Where a line of the material contains the string "value", copy that line.

[Dataset entries]
---

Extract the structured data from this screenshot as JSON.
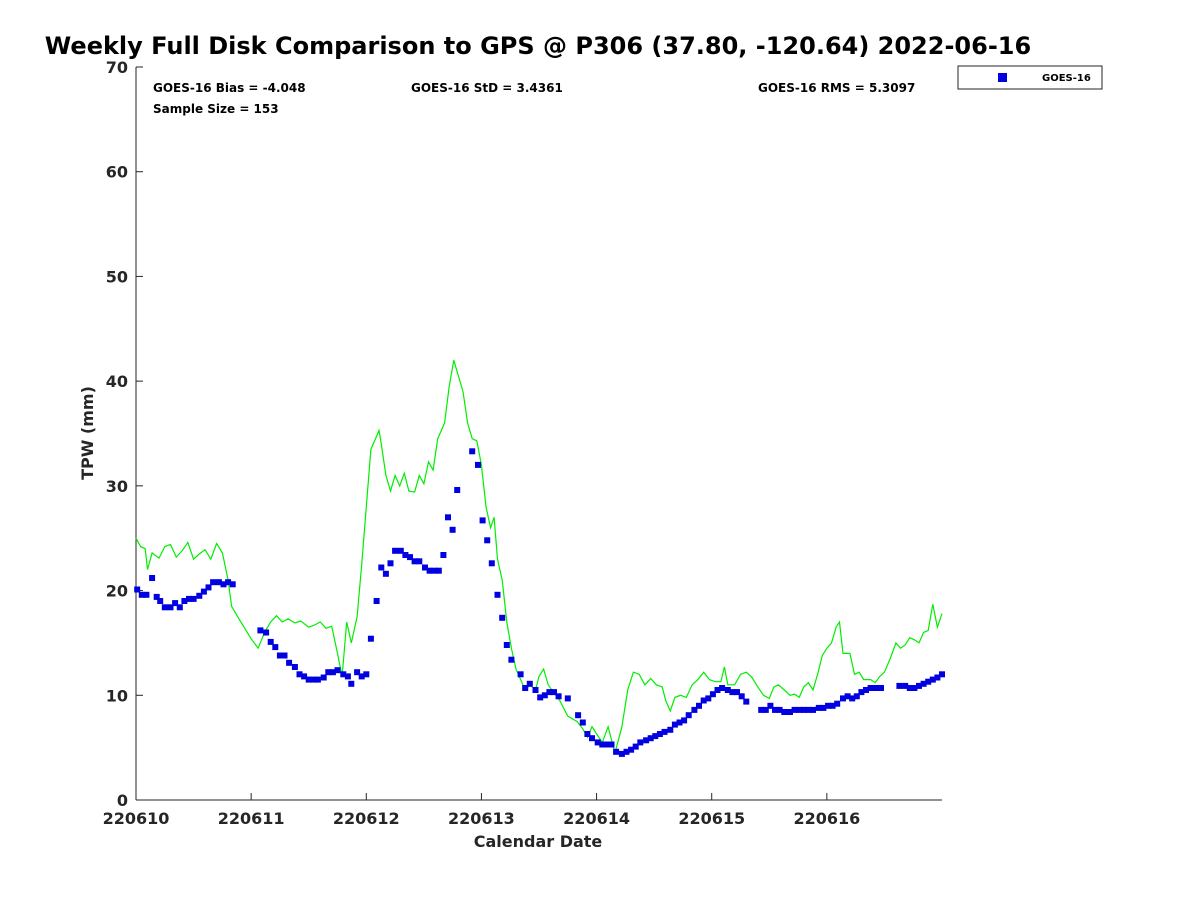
{
  "title": "Weekly Full Disk Comparison to GPS @ P306 (37.80, -120.64) 2022-06-16",
  "stats": {
    "bias": "GOES-16 Bias = -4.048",
    "std": "GOES-16 StD = 3.4361",
    "rms": "GOES-16 RMS = 5.3097",
    "sample": "Sample Size = 153"
  },
  "legend": {
    "label": "GOES-16"
  },
  "colors": {
    "goes": "#0000e0",
    "gps": "#00ee00",
    "axis": "#262626"
  },
  "chart_data": {
    "type": "scatter",
    "xlabel": "Calendar Date",
    "ylabel": "TPW (mm)",
    "xlim": [
      0,
      7
    ],
    "ylim": [
      0,
      70
    ],
    "x_ticks": [
      {
        "value": 0,
        "label": "220610"
      },
      {
        "value": 1,
        "label": "220611"
      },
      {
        "value": 2,
        "label": "220612"
      },
      {
        "value": 3,
        "label": "220613"
      },
      {
        "value": 4,
        "label": "220614"
      },
      {
        "value": 5,
        "label": "220615"
      },
      {
        "value": 6,
        "label": "220616"
      }
    ],
    "y_ticks": [
      0,
      10,
      20,
      30,
      40,
      50,
      60,
      70
    ],
    "series": [
      {
        "name": "GOES-16",
        "kind": "markers",
        "points": [
          [
            0.01,
            20.1
          ],
          [
            0.05,
            19.6
          ],
          [
            0.09,
            19.6
          ],
          [
            0.14,
            21.2
          ],
          [
            0.18,
            19.4
          ],
          [
            0.21,
            19.0
          ],
          [
            0.25,
            18.4
          ],
          [
            0.3,
            18.4
          ],
          [
            0.34,
            18.8
          ],
          [
            0.38,
            18.4
          ],
          [
            0.42,
            19.0
          ],
          [
            0.46,
            19.2
          ],
          [
            0.5,
            19.2
          ],
          [
            0.55,
            19.5
          ],
          [
            0.59,
            19.9
          ],
          [
            0.63,
            20.3
          ],
          [
            0.67,
            20.8
          ],
          [
            0.72,
            20.8
          ],
          [
            0.76,
            20.6
          ],
          [
            0.8,
            20.8
          ],
          [
            0.84,
            20.6
          ],
          [
            1.08,
            16.2
          ],
          [
            1.13,
            16.0
          ],
          [
            1.17,
            15.1
          ],
          [
            1.21,
            14.6
          ],
          [
            1.25,
            13.8
          ],
          [
            1.29,
            13.8
          ],
          [
            1.33,
            13.1
          ],
          [
            1.38,
            12.7
          ],
          [
            1.42,
            12.0
          ],
          [
            1.46,
            11.8
          ],
          [
            1.5,
            11.5
          ],
          [
            1.54,
            11.5
          ],
          [
            1.58,
            11.5
          ],
          [
            1.63,
            11.7
          ],
          [
            1.67,
            12.2
          ],
          [
            1.71,
            12.2
          ],
          [
            1.75,
            12.4
          ],
          [
            1.8,
            12.0
          ],
          [
            1.84,
            11.8
          ],
          [
            1.87,
            11.1
          ],
          [
            1.92,
            12.2
          ],
          [
            1.96,
            11.8
          ],
          [
            2.0,
            12.0
          ],
          [
            2.04,
            15.4
          ],
          [
            2.09,
            19.0
          ],
          [
            2.13,
            22.2
          ],
          [
            2.17,
            21.6
          ],
          [
            2.21,
            22.6
          ],
          [
            2.25,
            23.8
          ],
          [
            2.3,
            23.8
          ],
          [
            2.34,
            23.4
          ],
          [
            2.38,
            23.2
          ],
          [
            2.42,
            22.8
          ],
          [
            2.46,
            22.8
          ],
          [
            2.51,
            22.2
          ],
          [
            2.55,
            21.9
          ],
          [
            2.59,
            21.9
          ],
          [
            2.63,
            21.9
          ],
          [
            2.67,
            23.4
          ],
          [
            2.71,
            27.0
          ],
          [
            2.75,
            25.8
          ],
          [
            2.79,
            29.6
          ],
          [
            2.92,
            33.3
          ],
          [
            2.97,
            32.0
          ],
          [
            3.01,
            26.7
          ],
          [
            3.05,
            24.8
          ],
          [
            3.09,
            22.6
          ],
          [
            3.14,
            19.6
          ],
          [
            3.18,
            17.4
          ],
          [
            3.22,
            14.8
          ],
          [
            3.26,
            13.4
          ],
          [
            3.34,
            12.0
          ],
          [
            3.38,
            10.7
          ],
          [
            3.42,
            11.1
          ],
          [
            3.47,
            10.5
          ],
          [
            3.51,
            9.8
          ],
          [
            3.55,
            10.0
          ],
          [
            3.59,
            10.3
          ],
          [
            3.63,
            10.3
          ],
          [
            3.67,
            9.9
          ],
          [
            3.75,
            9.7
          ],
          [
            3.84,
            8.1
          ],
          [
            3.88,
            7.4
          ],
          [
            3.92,
            6.3
          ],
          [
            3.96,
            5.9
          ],
          [
            4.01,
            5.5
          ],
          [
            4.05,
            5.3
          ],
          [
            4.09,
            5.3
          ],
          [
            4.13,
            5.3
          ],
          [
            4.17,
            4.6
          ],
          [
            4.22,
            4.4
          ],
          [
            4.26,
            4.6
          ],
          [
            4.3,
            4.8
          ],
          [
            4.34,
            5.1
          ],
          [
            4.38,
            5.5
          ],
          [
            4.43,
            5.7
          ],
          [
            4.47,
            5.9
          ],
          [
            4.51,
            6.1
          ],
          [
            4.55,
            6.3
          ],
          [
            4.59,
            6.5
          ],
          [
            4.64,
            6.7
          ],
          [
            4.68,
            7.2
          ],
          [
            4.72,
            7.4
          ],
          [
            4.76,
            7.6
          ],
          [
            4.8,
            8.1
          ],
          [
            4.85,
            8.6
          ],
          [
            4.89,
            9.0
          ],
          [
            4.93,
            9.5
          ],
          [
            4.97,
            9.7
          ],
          [
            5.01,
            10.1
          ],
          [
            5.05,
            10.5
          ],
          [
            5.09,
            10.7
          ],
          [
            5.14,
            10.5
          ],
          [
            5.18,
            10.3
          ],
          [
            5.22,
            10.3
          ],
          [
            5.26,
            9.9
          ],
          [
            5.3,
            9.4
          ],
          [
            5.43,
            8.6
          ],
          [
            5.47,
            8.6
          ],
          [
            5.51,
            9.0
          ],
          [
            5.55,
            8.6
          ],
          [
            5.59,
            8.6
          ],
          [
            5.63,
            8.4
          ],
          [
            5.68,
            8.4
          ],
          [
            5.72,
            8.6
          ],
          [
            5.76,
            8.6
          ],
          [
            5.8,
            8.6
          ],
          [
            5.84,
            8.6
          ],
          [
            5.88,
            8.6
          ],
          [
            5.93,
            8.8
          ],
          [
            5.97,
            8.8
          ],
          [
            6.01,
            9.0
          ],
          [
            6.05,
            9.0
          ],
          [
            6.09,
            9.2
          ],
          [
            6.14,
            9.7
          ],
          [
            6.18,
            9.9
          ],
          [
            6.22,
            9.7
          ],
          [
            6.26,
            9.9
          ],
          [
            6.3,
            10.3
          ],
          [
            6.34,
            10.5
          ],
          [
            6.38,
            10.7
          ],
          [
            6.43,
            10.7
          ],
          [
            6.47,
            10.7
          ],
          [
            6.63,
            10.9
          ],
          [
            6.68,
            10.9
          ],
          [
            6.72,
            10.7
          ],
          [
            6.76,
            10.7
          ],
          [
            6.8,
            10.9
          ],
          [
            6.84,
            11.1
          ],
          [
            6.88,
            11.3
          ],
          [
            6.92,
            11.5
          ],
          [
            6.96,
            11.7
          ],
          [
            7.0,
            12.0
          ]
        ]
      },
      {
        "kind": "line",
        "points": [
          [
            0.0,
            25.0
          ],
          [
            0.04,
            24.2
          ],
          [
            0.08,
            24.0
          ],
          [
            0.1,
            22.0
          ],
          [
            0.14,
            23.6
          ],
          [
            0.2,
            23.1
          ],
          [
            0.25,
            24.2
          ],
          [
            0.3,
            24.4
          ],
          [
            0.35,
            23.2
          ],
          [
            0.4,
            23.8
          ],
          [
            0.45,
            24.6
          ],
          [
            0.5,
            23.0
          ],
          [
            0.55,
            23.5
          ],
          [
            0.6,
            23.9
          ],
          [
            0.65,
            23.0
          ],
          [
            0.7,
            24.5
          ],
          [
            0.75,
            23.6
          ],
          [
            0.8,
            21.0
          ],
          [
            0.83,
            18.5
          ],
          [
            0.9,
            17.2
          ],
          [
            1.0,
            15.4
          ],
          [
            1.06,
            14.5
          ],
          [
            1.12,
            16.1
          ],
          [
            1.17,
            17.0
          ],
          [
            1.22,
            17.6
          ],
          [
            1.27,
            17.0
          ],
          [
            1.32,
            17.3
          ],
          [
            1.38,
            16.9
          ],
          [
            1.43,
            17.1
          ],
          [
            1.5,
            16.5
          ],
          [
            1.55,
            16.7
          ],
          [
            1.6,
            17.0
          ],
          [
            1.65,
            16.4
          ],
          [
            1.7,
            16.6
          ],
          [
            1.75,
            14.0
          ],
          [
            1.79,
            11.8
          ],
          [
            1.83,
            17.0
          ],
          [
            1.87,
            15.0
          ],
          [
            1.92,
            17.5
          ],
          [
            1.96,
            22.5
          ],
          [
            2.0,
            28.0
          ],
          [
            2.04,
            33.5
          ],
          [
            2.08,
            34.5
          ],
          [
            2.11,
            35.3
          ],
          [
            2.13,
            34.0
          ],
          [
            2.17,
            31.0
          ],
          [
            2.21,
            29.5
          ],
          [
            2.25,
            31.0
          ],
          [
            2.29,
            30.0
          ],
          [
            2.33,
            31.2
          ],
          [
            2.37,
            29.5
          ],
          [
            2.42,
            29.4
          ],
          [
            2.46,
            31.0
          ],
          [
            2.5,
            30.2
          ],
          [
            2.54,
            32.3
          ],
          [
            2.58,
            31.5
          ],
          [
            2.62,
            34.5
          ],
          [
            2.68,
            36.0
          ],
          [
            2.72,
            39.5
          ],
          [
            2.76,
            42.0
          ],
          [
            2.8,
            40.5
          ],
          [
            2.84,
            39.0
          ],
          [
            2.88,
            36.0
          ],
          [
            2.92,
            34.5
          ],
          [
            2.96,
            34.3
          ],
          [
            3.0,
            32.0
          ],
          [
            3.04,
            28.0
          ],
          [
            3.08,
            26.0
          ],
          [
            3.11,
            27.0
          ],
          [
            3.14,
            23.0
          ],
          [
            3.18,
            21.0
          ],
          [
            3.22,
            17.0
          ],
          [
            3.26,
            14.5
          ],
          [
            3.3,
            12.5
          ],
          [
            3.34,
            11.5
          ],
          [
            3.38,
            10.5
          ],
          [
            3.42,
            11.0
          ],
          [
            3.47,
            10.5
          ],
          [
            3.5,
            11.8
          ],
          [
            3.54,
            12.5
          ],
          [
            3.58,
            11.0
          ],
          [
            3.63,
            10.2
          ],
          [
            3.68,
            9.5
          ],
          [
            3.75,
            8.0
          ],
          [
            3.83,
            7.5
          ],
          [
            3.88,
            6.8
          ],
          [
            3.92,
            6.0
          ],
          [
            3.96,
            7.0
          ],
          [
            4.0,
            6.3
          ],
          [
            4.05,
            5.5
          ],
          [
            4.1,
            7.0
          ],
          [
            4.16,
            4.5
          ],
          [
            4.22,
            7.0
          ],
          [
            4.27,
            10.5
          ],
          [
            4.32,
            12.2
          ],
          [
            4.37,
            12.0
          ],
          [
            4.42,
            11.0
          ],
          [
            4.47,
            11.6
          ],
          [
            4.52,
            11.0
          ],
          [
            4.57,
            10.8
          ],
          [
            4.6,
            9.5
          ],
          [
            4.64,
            8.5
          ],
          [
            4.68,
            9.8
          ],
          [
            4.73,
            10.0
          ],
          [
            4.78,
            9.8
          ],
          [
            4.83,
            11.0
          ],
          [
            4.88,
            11.5
          ],
          [
            4.93,
            12.2
          ],
          [
            4.98,
            11.5
          ],
          [
            5.03,
            11.3
          ],
          [
            5.08,
            11.3
          ],
          [
            5.11,
            12.7
          ],
          [
            5.14,
            11.0
          ],
          [
            5.2,
            11.0
          ],
          [
            5.25,
            12.0
          ],
          [
            5.3,
            12.2
          ],
          [
            5.35,
            11.7
          ],
          [
            5.4,
            10.8
          ],
          [
            5.45,
            10.0
          ],
          [
            5.5,
            9.7
          ],
          [
            5.54,
            10.8
          ],
          [
            5.58,
            11.0
          ],
          [
            5.63,
            10.5
          ],
          [
            5.68,
            10.0
          ],
          [
            5.72,
            10.1
          ],
          [
            5.76,
            9.8
          ],
          [
            5.8,
            10.8
          ],
          [
            5.84,
            11.2
          ],
          [
            5.88,
            10.5
          ],
          [
            5.92,
            12.0
          ],
          [
            5.96,
            13.8
          ],
          [
            6.0,
            14.5
          ],
          [
            6.04,
            15.0
          ],
          [
            6.08,
            16.5
          ],
          [
            6.11,
            17.0
          ],
          [
            6.14,
            14.0
          ],
          [
            6.2,
            14.0
          ],
          [
            6.24,
            12.0
          ],
          [
            6.28,
            12.2
          ],
          [
            6.32,
            11.5
          ],
          [
            6.38,
            11.5
          ],
          [
            6.42,
            11.2
          ],
          [
            6.46,
            11.8
          ],
          [
            6.5,
            12.2
          ],
          [
            6.55,
            13.5
          ],
          [
            6.6,
            15.0
          ],
          [
            6.64,
            14.5
          ],
          [
            6.68,
            14.8
          ],
          [
            6.72,
            15.5
          ],
          [
            6.76,
            15.3
          ],
          [
            6.8,
            15.0
          ],
          [
            6.84,
            16.0
          ],
          [
            6.88,
            16.2
          ],
          [
            6.92,
            18.7
          ],
          [
            6.96,
            16.5
          ],
          [
            7.0,
            17.8
          ]
        ]
      }
    ]
  }
}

---

## Exercise output
        "value": 0,
        "value": 1,
        "value": 2,
        "value": 3,
        "value": 4,
        "value": 5,
        "value": 6,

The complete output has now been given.